## WHAT IS NEEDED
Copy out the records in full, word for word, without pictures.

## EXERCISE MATERIAL
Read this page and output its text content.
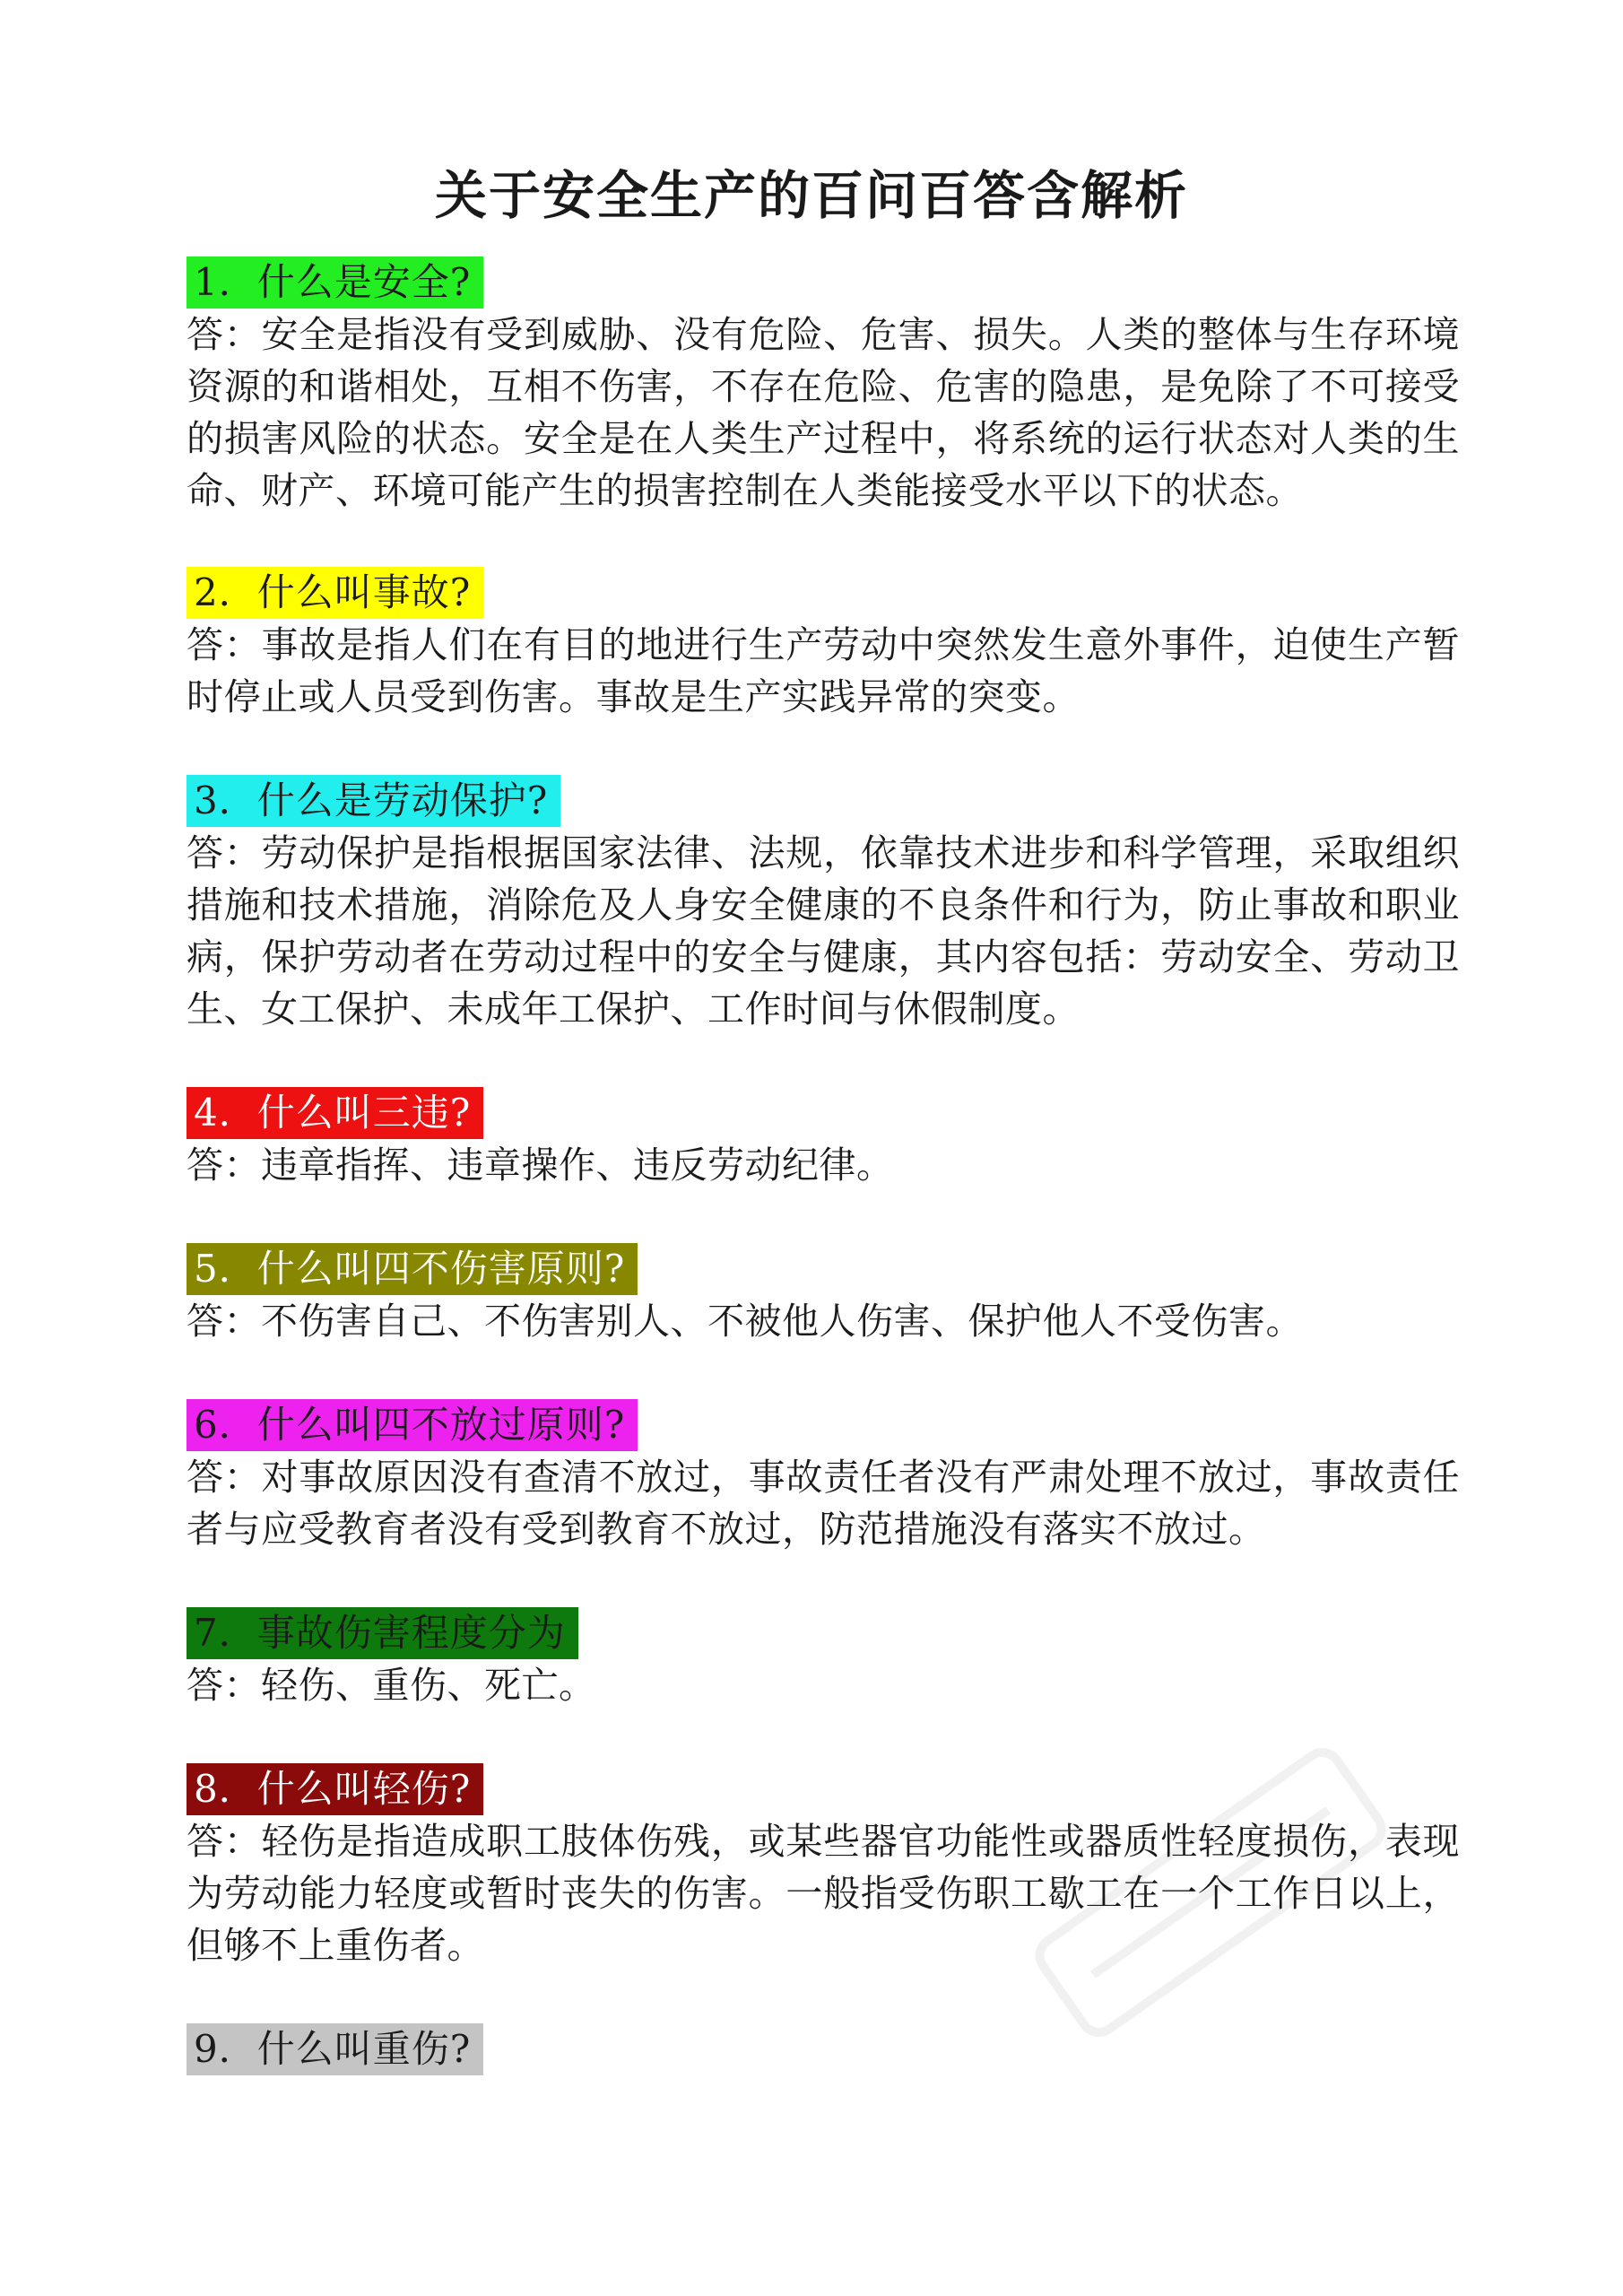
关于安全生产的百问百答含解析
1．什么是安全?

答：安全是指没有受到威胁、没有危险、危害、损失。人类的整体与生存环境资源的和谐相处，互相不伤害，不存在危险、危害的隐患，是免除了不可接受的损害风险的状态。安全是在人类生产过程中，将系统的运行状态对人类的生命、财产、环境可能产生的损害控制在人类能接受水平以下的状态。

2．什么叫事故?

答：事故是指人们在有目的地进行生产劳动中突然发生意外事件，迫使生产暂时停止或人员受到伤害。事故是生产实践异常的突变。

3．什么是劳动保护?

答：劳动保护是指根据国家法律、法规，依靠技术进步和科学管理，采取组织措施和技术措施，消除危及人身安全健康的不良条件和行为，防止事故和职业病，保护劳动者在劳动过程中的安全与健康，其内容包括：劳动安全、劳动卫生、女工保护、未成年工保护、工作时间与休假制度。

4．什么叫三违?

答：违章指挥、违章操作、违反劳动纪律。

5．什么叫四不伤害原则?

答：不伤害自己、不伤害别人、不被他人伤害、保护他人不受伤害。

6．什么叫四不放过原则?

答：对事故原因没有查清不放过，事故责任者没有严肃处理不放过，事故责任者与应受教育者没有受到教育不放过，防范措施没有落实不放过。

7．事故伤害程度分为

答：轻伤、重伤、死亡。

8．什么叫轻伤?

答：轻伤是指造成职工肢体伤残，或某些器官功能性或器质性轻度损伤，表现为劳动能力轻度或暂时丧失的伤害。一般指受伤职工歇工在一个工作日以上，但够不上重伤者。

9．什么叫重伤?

## WRITTEN SOLUTION
Read this page and output its text content.
关于安全生产的百问百答含解析
1．什么是安全?

答：安全是指没有受到威胁、没有危险、危害、损失。人类的整体与生存环境资源的和谐相处，互相不伤害，不存在危险、危害的隐患，是免除了不可接受的损害风险的状态。安全是在人类生产过程中，将系统的运行状态对人类的生命、财产、环境可能产生的损害控制在人类能接受水平以下的状态。

2．什么叫事故?

答：事故是指人们在有目的地进行生产劳动中突然发生意外事件，迫使生产暂时停止或人员受到伤害。事故是生产实践异常的突变。

3．什么是劳动保护?

答：劳动保护是指根据国家法律、法规，依靠技术进步和科学管理，采取组织措施和技术措施，消除危及人身安全健康的不良条件和行为，防止事故和职业病，保护劳动者在劳动过程中的安全与健康，其内容包括：劳动安全、劳动卫生、女工保护、未成年工保护、工作时间与休假制度。

4．什么叫三违?

答：违章指挥、违章操作、违反劳动纪律。

5．什么叫四不伤害原则?

答：不伤害自己、不伤害别人、不被他人伤害、保护他人不受伤害。

6．什么叫四不放过原则?

答：对事故原因没有查清不放过，事故责任者没有严肃处理不放过，事故责任者与应受教育者没有受到教育不放过，防范措施没有落实不放过。

7．事故伤害程度分为

答：轻伤、重伤、死亡。

8．什么叫轻伤?

答：轻伤是指造成职工肢体伤残，或某些器官功能性或器质性轻度损伤，表现为劳动能力轻度或暂时丧失的伤害。一般指受伤职工歇工在一个工作日以上，但够不上重伤者。

9．什么叫重伤?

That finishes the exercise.